Print all entries word for word.

• [Items listed in a dataset]:
------------
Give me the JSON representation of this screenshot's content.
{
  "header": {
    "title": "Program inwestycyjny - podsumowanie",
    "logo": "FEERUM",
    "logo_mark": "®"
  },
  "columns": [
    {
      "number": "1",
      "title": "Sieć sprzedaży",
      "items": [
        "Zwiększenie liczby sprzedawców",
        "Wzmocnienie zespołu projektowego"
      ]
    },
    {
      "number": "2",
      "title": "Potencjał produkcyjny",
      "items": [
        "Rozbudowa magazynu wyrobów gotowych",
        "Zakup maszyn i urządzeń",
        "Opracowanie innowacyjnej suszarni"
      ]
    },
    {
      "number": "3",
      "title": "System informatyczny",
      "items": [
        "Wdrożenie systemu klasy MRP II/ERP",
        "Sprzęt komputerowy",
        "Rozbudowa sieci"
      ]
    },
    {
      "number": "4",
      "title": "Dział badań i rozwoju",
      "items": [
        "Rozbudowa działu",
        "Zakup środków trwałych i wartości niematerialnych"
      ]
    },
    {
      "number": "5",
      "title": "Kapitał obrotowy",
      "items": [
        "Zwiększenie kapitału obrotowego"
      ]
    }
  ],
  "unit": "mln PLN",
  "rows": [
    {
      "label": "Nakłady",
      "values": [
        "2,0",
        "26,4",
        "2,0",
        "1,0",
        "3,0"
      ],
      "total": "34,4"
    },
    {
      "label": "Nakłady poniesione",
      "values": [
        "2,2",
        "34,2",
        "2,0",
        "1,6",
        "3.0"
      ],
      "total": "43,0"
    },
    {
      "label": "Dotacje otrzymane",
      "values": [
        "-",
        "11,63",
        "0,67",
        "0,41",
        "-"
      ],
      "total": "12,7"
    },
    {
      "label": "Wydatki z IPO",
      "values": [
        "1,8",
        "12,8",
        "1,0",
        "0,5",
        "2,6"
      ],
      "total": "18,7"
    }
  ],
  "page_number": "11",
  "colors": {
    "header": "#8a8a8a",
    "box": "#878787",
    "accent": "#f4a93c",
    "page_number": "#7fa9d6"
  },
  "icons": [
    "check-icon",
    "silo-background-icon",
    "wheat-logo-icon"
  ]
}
------------
• [THE COMPLETED TASK]:
Give me the JSON representation of this screenshot's content.
{
  "header": {
    "title": "Program inwestycyjny - podsumowanie",
    "logo": "FEERUM",
    "logo_mark": "®"
  },
  "columns": [
    {
      "number": "1",
      "title": "Sieć sprzedaży",
      "items": [
        "Zwiększenie liczby sprzedawców",
        "Wzmocnienie zespołu projektowego"
      ]
    },
    {
      "number": "2",
      "title": "Potencjał produkcyjny",
      "items": [
        "Rozbudowa magazynu wyrobów gotowych",
        "Zakup maszyn i urządzeń",
        "Opracowanie innowacyjnej suszarni"
      ]
    },
    {
      "number": "3",
      "title": "System informatyczny",
      "items": [
        "Wdrożenie systemu klasy MRP II/ERP",
        "Sprzęt komputerowy",
        "Rozbudowa sieci"
      ]
    },
    {
      "number": "4",
      "title": "Dział badań i rozwoju",
      "items": [
        "Rozbudowa działu",
        "Zakup środków trwałych i wartości niematerialnych"
      ]
    },
    {
      "number": "5",
      "title": "Kapitał obrotowy",
      "items": [
        "Zwiększenie kapitału obrotowego"
      ]
    }
  ],
  "unit": "mln PLN",
  "rows": [
    {
      "label": "Nakłady",
      "values": [
        "2,0",
        "26,4",
        "2,0",
        "1,0",
        "3,0"
      ],
      "total": "34,4"
    },
    {
      "label": "Nakłady poniesione",
      "values": [
        "2,2",
        "34,2",
        "2,0",
        "1,6",
        "3.0"
      ],
      "total": "43,0"
    },
    {
      "label": "Dotacje otrzymane",
      "values": [
        "-",
        "11,63",
        "0,67",
        "0,41",
        "-"
      ],
      "total": "12,7"
    },
    {
      "label": "Wydatki z IPO",
      "values": [
        "1,8",
        "12,8",
        "1,0",
        "0,5",
        "2,6"
      ],
      "total": "18,7"
    }
  ],
  "page_number": "11",
  "colors": {
    "header": "#8a8a8a",
    "box": "#878787",
    "accent": "#f4a93c",
    "page_number": "#7fa9d6"
  },
  "icons": [
    "check-icon",
    "silo-background-icon",
    "wheat-logo-icon"
  ]
}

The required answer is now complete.